# TASK DETAILS:
Return every line below in which "osoba" appears.

# Excerpt from a dataset:
## BEGIN
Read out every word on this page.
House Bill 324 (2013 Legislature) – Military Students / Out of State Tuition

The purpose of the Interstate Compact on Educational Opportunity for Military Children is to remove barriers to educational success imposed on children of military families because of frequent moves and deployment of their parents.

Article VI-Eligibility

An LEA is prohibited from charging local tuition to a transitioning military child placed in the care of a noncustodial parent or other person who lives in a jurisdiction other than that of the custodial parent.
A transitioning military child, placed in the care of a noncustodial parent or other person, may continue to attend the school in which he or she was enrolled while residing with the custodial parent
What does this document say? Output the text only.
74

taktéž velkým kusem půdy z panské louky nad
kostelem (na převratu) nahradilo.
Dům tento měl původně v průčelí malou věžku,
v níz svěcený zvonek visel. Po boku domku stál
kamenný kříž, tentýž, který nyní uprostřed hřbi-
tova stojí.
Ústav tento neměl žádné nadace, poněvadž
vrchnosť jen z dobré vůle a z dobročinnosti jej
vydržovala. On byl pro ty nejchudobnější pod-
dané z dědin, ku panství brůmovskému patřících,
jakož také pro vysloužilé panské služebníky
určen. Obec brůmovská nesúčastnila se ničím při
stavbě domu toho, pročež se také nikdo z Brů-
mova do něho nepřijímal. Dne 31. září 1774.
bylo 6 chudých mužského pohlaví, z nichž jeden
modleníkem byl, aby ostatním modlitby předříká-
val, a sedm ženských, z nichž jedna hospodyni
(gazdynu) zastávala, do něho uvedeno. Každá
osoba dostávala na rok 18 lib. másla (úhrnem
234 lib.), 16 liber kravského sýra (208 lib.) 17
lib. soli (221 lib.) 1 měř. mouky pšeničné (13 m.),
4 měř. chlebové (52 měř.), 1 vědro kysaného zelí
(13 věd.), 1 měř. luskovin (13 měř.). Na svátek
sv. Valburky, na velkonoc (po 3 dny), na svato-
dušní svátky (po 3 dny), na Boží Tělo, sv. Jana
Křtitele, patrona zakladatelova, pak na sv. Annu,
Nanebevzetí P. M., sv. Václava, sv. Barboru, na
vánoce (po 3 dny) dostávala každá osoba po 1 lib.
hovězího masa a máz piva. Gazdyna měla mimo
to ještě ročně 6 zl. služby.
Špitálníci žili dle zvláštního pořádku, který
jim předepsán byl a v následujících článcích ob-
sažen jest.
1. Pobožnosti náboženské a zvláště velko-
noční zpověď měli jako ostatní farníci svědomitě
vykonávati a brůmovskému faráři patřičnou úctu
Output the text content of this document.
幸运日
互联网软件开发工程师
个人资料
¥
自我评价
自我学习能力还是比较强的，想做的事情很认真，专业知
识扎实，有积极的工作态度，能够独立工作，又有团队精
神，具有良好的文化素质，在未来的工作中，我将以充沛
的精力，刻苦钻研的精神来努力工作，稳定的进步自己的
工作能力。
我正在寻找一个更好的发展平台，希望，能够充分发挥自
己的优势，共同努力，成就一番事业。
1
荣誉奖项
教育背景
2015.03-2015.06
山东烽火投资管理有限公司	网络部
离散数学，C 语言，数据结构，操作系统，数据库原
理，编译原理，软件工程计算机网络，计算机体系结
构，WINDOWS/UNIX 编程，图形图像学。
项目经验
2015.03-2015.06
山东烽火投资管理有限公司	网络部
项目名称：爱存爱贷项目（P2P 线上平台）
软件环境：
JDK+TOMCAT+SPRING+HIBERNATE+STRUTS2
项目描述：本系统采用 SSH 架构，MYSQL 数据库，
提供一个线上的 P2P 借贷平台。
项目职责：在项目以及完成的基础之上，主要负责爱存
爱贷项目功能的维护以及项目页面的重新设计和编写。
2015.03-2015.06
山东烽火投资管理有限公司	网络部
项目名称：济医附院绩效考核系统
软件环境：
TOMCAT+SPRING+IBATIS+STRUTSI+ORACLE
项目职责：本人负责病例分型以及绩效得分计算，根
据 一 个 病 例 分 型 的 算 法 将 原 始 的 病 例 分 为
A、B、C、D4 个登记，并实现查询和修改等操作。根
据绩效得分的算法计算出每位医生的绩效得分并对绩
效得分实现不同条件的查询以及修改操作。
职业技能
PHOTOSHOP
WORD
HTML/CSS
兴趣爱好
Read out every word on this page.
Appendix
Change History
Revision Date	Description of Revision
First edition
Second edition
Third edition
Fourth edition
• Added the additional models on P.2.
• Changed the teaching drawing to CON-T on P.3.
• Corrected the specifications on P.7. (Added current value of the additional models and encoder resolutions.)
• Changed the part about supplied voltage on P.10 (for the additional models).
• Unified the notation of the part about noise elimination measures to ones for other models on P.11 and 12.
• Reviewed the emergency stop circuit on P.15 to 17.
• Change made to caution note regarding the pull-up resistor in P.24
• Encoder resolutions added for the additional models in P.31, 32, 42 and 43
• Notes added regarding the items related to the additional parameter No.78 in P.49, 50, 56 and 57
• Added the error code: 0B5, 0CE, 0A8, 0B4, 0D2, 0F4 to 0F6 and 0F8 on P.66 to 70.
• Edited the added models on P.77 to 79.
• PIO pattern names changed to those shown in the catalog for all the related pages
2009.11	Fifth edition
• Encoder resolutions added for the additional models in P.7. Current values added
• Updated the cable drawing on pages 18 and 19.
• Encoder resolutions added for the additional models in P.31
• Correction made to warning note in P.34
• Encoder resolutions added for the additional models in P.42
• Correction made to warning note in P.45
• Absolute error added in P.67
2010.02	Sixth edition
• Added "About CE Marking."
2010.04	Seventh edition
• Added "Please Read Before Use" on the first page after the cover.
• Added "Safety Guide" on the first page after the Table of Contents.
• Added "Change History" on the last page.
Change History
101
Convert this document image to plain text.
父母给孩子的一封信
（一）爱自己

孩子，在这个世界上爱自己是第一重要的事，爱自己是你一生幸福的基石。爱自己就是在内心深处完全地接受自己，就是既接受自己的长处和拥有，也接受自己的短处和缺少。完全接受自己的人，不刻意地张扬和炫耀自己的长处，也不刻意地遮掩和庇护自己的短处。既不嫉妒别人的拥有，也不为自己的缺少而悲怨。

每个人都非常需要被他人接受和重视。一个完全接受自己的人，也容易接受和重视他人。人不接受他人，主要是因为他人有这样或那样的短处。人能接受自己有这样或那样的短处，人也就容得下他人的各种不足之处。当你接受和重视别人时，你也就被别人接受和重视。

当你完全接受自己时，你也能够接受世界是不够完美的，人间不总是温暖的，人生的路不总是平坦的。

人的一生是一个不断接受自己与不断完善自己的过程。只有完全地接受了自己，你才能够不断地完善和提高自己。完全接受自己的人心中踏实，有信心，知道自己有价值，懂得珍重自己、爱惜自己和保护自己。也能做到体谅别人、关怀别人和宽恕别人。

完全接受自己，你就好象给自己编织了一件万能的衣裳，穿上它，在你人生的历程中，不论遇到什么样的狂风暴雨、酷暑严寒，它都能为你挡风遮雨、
## END
# WRITTEN ANSWER:
osoba dostávala na rok 18 lib. másla (úhrnem
vánoce (po 3 dny) dostávala každá osoba po 1 lib.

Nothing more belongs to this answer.